Exercise brief
Copy each line below without leaving any out.

Records that describe figures
-- -- --

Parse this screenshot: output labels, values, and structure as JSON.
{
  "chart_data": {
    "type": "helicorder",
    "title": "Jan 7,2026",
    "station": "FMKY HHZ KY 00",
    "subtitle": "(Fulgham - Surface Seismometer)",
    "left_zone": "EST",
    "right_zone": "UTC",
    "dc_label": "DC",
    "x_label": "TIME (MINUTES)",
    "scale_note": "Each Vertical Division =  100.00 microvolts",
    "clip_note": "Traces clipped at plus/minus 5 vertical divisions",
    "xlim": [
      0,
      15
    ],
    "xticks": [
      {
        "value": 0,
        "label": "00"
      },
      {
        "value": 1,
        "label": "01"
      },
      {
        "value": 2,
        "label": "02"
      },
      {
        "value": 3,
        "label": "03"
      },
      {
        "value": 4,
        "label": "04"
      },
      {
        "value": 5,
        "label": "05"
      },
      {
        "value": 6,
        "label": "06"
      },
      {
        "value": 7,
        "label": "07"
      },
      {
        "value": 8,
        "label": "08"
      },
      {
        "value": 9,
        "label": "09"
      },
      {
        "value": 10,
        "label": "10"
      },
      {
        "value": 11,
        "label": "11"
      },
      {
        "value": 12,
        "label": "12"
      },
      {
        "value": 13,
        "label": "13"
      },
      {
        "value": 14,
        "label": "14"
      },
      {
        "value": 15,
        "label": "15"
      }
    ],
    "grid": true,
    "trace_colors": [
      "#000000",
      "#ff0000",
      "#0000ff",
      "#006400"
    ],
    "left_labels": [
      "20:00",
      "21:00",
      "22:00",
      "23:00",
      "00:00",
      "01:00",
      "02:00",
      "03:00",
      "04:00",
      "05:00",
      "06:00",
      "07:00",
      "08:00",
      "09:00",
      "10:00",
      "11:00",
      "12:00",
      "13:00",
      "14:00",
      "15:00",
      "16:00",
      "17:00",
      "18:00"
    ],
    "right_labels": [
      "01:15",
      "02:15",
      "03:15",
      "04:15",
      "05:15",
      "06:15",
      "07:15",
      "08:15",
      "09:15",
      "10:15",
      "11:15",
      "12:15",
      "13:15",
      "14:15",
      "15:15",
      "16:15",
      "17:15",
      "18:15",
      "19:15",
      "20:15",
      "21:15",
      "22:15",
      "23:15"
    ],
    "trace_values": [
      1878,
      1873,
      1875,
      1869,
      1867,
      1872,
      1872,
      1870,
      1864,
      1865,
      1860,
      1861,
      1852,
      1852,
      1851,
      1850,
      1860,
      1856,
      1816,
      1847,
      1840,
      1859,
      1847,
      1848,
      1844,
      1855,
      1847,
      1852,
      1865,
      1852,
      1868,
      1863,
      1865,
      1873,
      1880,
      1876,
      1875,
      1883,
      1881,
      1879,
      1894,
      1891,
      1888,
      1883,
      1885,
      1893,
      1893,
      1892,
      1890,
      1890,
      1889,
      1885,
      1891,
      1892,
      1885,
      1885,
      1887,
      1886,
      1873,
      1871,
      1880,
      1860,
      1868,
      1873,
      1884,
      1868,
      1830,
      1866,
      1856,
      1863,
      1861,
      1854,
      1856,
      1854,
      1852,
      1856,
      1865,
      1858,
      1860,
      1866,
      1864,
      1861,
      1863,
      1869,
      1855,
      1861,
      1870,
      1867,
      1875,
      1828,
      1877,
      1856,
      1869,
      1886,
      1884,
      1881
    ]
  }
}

-- -- --

Task response
Parse this screenshot: output labels, values, and structure as JSON.
{
  "chart_data": {
    "type": "helicorder",
    "title": "Jan 7,2026",
    "station": "FMKY HHZ KY 00",
    "subtitle": "(Fulgham - Surface Seismometer)",
    "left_zone": "EST",
    "right_zone": "UTC",
    "dc_label": "DC",
    "x_label": "TIME (MINUTES)",
    "scale_note": "Each Vertical Division =  100.00 microvolts",
    "clip_note": "Traces clipped at plus/minus 5 vertical divisions",
    "xlim": [
      0,
      15
    ],
    "xticks": [
      {
        "value": 0,
        "label": "00"
      },
      {
        "value": 1,
        "label": "01"
      },
      {
        "value": 2,
        "label": "02"
      },
      {
        "value": 3,
        "label": "03"
      },
      {
        "value": 4,
        "label": "04"
      },
      {
        "value": 5,
        "label": "05"
      },
      {
        "value": 6,
        "label": "06"
      },
      {
        "value": 7,
        "label": "07"
      },
      {
        "value": 8,
        "label": "08"
      },
      {
        "value": 9,
        "label": "09"
      },
      {
        "value": 10,
        "label": "10"
      },
      {
        "value": 11,
        "label": "11"
      },
      {
        "value": 12,
        "label": "12"
      },
      {
        "value": 13,
        "label": "13"
      },
      {
        "value": 14,
        "label": "14"
      },
      {
        "value": 15,
        "label": "15"
      }
    ],
    "grid": true,
    "trace_colors": [
      "#000000",
      "#ff0000",
      "#0000ff",
      "#006400"
    ],
    "left_labels": [
      "20:00",
      "21:00",
      "22:00",
      "23:00",
      "00:00",
      "01:00",
      "02:00",
      "03:00",
      "04:00",
      "05:00",
      "06:00",
      "07:00",
      "08:00",
      "09:00",
      "10:00",
      "11:00",
      "12:00",
      "13:00",
      "14:00",
      "15:00",
      "16:00",
      "17:00",
      "18:00"
    ],
    "right_labels": [
      "01:15",
      "02:15",
      "03:15",
      "04:15",
      "05:15",
      "06:15",
      "07:15",
      "08:15",
      "09:15",
      "10:15",
      "11:15",
      "12:15",
      "13:15",
      "14:15",
      "15:15",
      "16:15",
      "17:15",
      "18:15",
      "19:15",
      "20:15",
      "21:15",
      "22:15",
      "23:15"
    ],
    "trace_values": [
      1878,
      1873,
      1875,
      1869,
      1867,
      1872,
      1872,
      1870,
      1864,
      1865,
      1860,
      1861,
      1852,
      1852,
      1851,
      1850,
      1860,
      1856,
      1816,
      1847,
      1840,
      1859,
      1847,
      1848,
      1844,
      1855,
      1847,
      1852,
      1865,
      1852,
      1868,
      1863,
      1865,
      1873,
      1880,
      1876,
      1875,
      1883,
      1881,
      1879,
      1894,
      1891,
      1888,
      1883,
      1885,
      1893,
      1893,
      1892,
      1890,
      1890,
      1889,
      1885,
      1891,
      1892,
      1885,
      1885,
      1887,
      1886,
      1873,
      1871,
      1880,
      1860,
      1868,
      1873,
      1884,
      1868,
      1830,
      1866,
      1856,
      1863,
      1861,
      1854,
      1856,
      1854,
      1852,
      1856,
      1865,
      1858,
      1860,
      1866,
      1864,
      1861,
      1863,
      1869,
      1855,
      1861,
      1870,
      1867,
      1875,
      1828,
      1877,
      1856,
      1869,
      1886,
      1884,
      1881
    ]
  }
}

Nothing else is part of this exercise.